## REQUIRED WORK
Pick out every line in the material below that contains the string "Ellipse" and copy each one. Match case.

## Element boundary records
--

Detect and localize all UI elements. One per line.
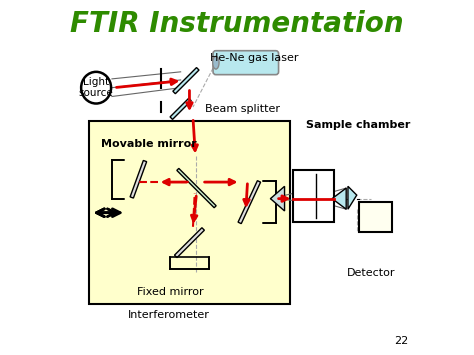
Bar (358, 202, 392, 232)
Ellipse shape (81, 72, 111, 104)
Polygon shape (348, 186, 357, 209)
Ellipse shape (213, 56, 219, 69)
Bar (89, 121, 290, 304)
Polygon shape (271, 186, 284, 211)
Polygon shape (130, 160, 146, 198)
Polygon shape (332, 188, 346, 209)
FancyBboxPatch shape (213, 51, 279, 75)
Text: Sample chamber: Sample chamber (306, 120, 410, 130)
Polygon shape (170, 98, 191, 119)
Text: Detector: Detector (346, 268, 395, 278)
Text: Fixed mirror: Fixed mirror (137, 287, 203, 297)
Text: 22: 22 (394, 336, 408, 346)
Text: Interferometer: Interferometer (128, 310, 210, 320)
Polygon shape (174, 228, 204, 258)
Text: He-Ne gas laser: He-Ne gas laser (210, 53, 299, 63)
Polygon shape (173, 67, 199, 94)
Text: Beam splitter: Beam splitter (205, 104, 280, 114)
Text: Light
source: Light source (79, 77, 113, 98)
Bar (293, 170, 334, 222)
Polygon shape (238, 181, 261, 224)
Text: Movable mirror: Movable mirror (101, 139, 197, 149)
Text: FTIR Instrumentation: FTIR Instrumentation (70, 10, 404, 38)
Polygon shape (177, 168, 216, 208)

--

## FINISHED ANSWER
Ellipse shape (81, 72, 111, 104)
Ellipse shape (213, 56, 219, 69)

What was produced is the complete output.